━━ MATERIAL FOR THE TASK ━━

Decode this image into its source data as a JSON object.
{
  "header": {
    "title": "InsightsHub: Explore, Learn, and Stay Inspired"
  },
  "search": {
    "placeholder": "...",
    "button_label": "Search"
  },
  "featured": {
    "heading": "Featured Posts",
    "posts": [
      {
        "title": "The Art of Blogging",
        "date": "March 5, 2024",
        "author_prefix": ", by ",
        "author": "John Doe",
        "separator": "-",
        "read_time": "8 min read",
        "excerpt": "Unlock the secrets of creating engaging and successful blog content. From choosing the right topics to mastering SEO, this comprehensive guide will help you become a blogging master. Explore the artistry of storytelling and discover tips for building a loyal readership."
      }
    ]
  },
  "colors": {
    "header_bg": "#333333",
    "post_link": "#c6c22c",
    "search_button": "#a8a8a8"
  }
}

━━━

Restate each entry exactly, skipping none.

TASK ANSWER
Decode this image into its source data as a JSON object.
{
  "header": {
    "title": "InsightsHub: Explore, Learn, and Stay Inspired"
  },
  "search": {
    "placeholder": "...",
    "button_label": "Search"
  },
  "featured": {
    "heading": "Featured Posts",
    "posts": [
      {
        "title": "The Art of Blogging",
        "date": "March 5, 2024",
        "author_prefix": ", by ",
        "author": "John Doe",
        "separator": "-",
        "read_time": "8 min read",
        "excerpt": "Unlock the secrets of creating engaging and successful blog content. From choosing the right topics to mastering SEO, this comprehensive guide will help you become a blogging master. Explore the artistry of storytelling and discover tips for building a loyal readership."
      }
    ]
  },
  "colors": {
    "header_bg": "#333333",
    "post_link": "#c6c22c",
    "search_button": "#a8a8a8"
  }
}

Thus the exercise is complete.